#### WHAT IS BEING ASKED:
Collect every line that includes the string "length".

## BEGIN AVAILABLE DATA

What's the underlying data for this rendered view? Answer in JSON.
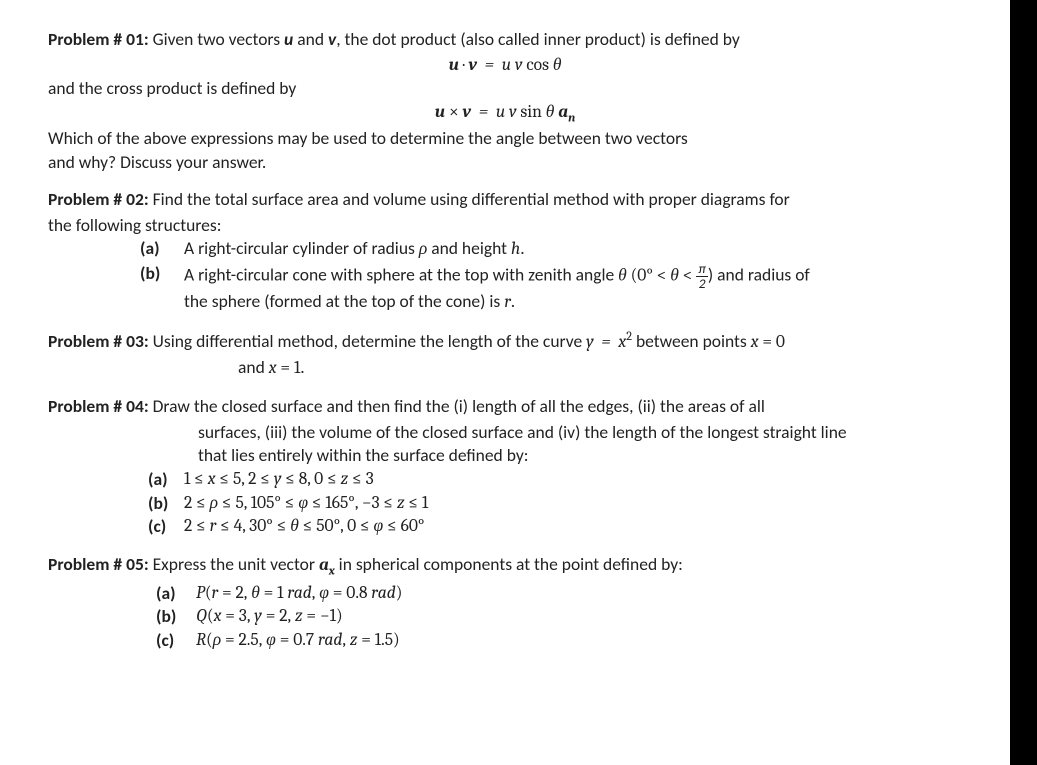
{
  "page": {
    "background": "#ffffff",
    "fontFamily": "Calibri, Arial, sans-serif",
    "fontSize": 17.5,
    "textColor": "#222222"
  },
  "p01": {
    "label": "Problem # 01:",
    "intro": " Given two vectors ",
    "u": "u",
    "and1": " and ",
    "v": "v",
    "intro2": ", the dot product (also called inner product) is defined by",
    "eq1": "u · v  =  u v cos θ",
    "line2": "and the cross product is defined by",
    "eq2": "u × v  =  u v sin θ aₙ",
    "line3": "Which of the above expressions may be used to determine the angle between two vectors",
    "line4": "and why? Discuss your answer."
  },
  "p02": {
    "label": "Problem # 02:",
    "intro": " Find the total surface area and volume using differential method with proper diagrams for",
    "line2": "the following structures:",
    "a_label": "(a)",
    "a_text1": "A right-circular cylinder of radius ",
    "a_rho": "ρ",
    "a_text2": " and height ",
    "a_h": "h",
    "a_text3": ".",
    "b_label": "(b)",
    "b_text1": "A right-circular cone with sphere at the top with zenith angle ",
    "b_theta": "θ",
    "b_text2": " (0° < ",
    "b_theta2": "θ",
    "b_text3": " < ",
    "b_frac_num": "π",
    "b_frac_den": "2",
    "b_text4": ") and radius of",
    "b_line2a": "the sphere (formed at the top of the cone) is ",
    "b_r": "r",
    "b_line2b": "."
  },
  "p03": {
    "label": "Problem # 03:",
    "text1": " Using differential method, determine the length of the curve ",
    "eq1": "y  =  x²",
    "text2": " between points ",
    "eq2": "x = 0",
    "line2a": "and ",
    "eq3": "x = 1",
    "line2b": "."
  },
  "p04": {
    "label": "Problem # 04:",
    "text1": " Draw the closed surface and then find the (i) length of all the edges, (ii) the areas of all",
    "line2": "surfaces, (iii) the volume of the closed surface and (iv) the length of the longest straight line",
    "line3": "that lies entirely within the surface defined by:",
    "a_label": "(a)",
    "a_eq": "1 ≤ x ≤ 5, 2 ≤ y ≤ 8, 0 ≤ z ≤ 3",
    "b_label": "(b)",
    "b_eq": "2 ≤ ρ ≤ 5, 105° ≤ φ ≤ 165°, −3 ≤ z ≤ 1",
    "c_label": "(c)",
    "c_eq": "2 ≤ r ≤ 4, 30° ≤ θ ≤ 50°, 0 ≤ φ ≤ 60°"
  },
  "p05": {
    "label": "Problem # 05:",
    "text1": " Express the unit vector ",
    "ax": "aₓ",
    "text2": " in spherical components at the point defined by:",
    "a_label": "(a)",
    "a_eq": "P(r = 2, θ = 1 rad, φ = 0.8 rad)",
    "b_label": "(b)",
    "b_eq": "Q(x = 3, y = 2, z = −1)",
    "c_label": "(c)",
    "c_eq": "R(ρ = 2.5, φ = 0.7 rad, z = 1.5)"
  }
}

## END AVAILABLE DATA

#### THE ANSWER:
    "text1": " Using differential method, determine the length of the curve ",
    "text1": " Draw the closed surface and then find the (i) length of all the edges, (ii) the areas of all",
    "line2": "surfaces, (iii) the volume of the closed surface and (iv) the length of the longest straight line",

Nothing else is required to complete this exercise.